----- DATASET ROWS -----

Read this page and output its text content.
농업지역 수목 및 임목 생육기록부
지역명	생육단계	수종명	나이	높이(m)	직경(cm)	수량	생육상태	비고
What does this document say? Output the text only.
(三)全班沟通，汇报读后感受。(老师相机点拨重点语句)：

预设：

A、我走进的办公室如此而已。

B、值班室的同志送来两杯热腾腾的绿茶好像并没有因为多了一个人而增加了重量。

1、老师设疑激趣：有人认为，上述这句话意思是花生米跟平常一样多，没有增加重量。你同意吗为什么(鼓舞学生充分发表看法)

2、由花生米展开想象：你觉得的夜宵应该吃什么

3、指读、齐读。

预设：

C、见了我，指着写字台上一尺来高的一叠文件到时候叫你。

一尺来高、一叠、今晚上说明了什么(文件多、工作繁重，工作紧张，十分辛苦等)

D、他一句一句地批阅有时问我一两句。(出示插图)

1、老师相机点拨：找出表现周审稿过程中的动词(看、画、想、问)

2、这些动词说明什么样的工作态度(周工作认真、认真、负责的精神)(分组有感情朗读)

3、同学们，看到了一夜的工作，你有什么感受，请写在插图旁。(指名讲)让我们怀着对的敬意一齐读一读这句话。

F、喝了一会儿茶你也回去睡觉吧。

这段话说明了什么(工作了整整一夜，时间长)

-----

** REQUIRED WORK **
Read through the data and copy every line where "this" shows up.

** RESULT **
Read this page and output its text content.
What does this document say? Output the text only.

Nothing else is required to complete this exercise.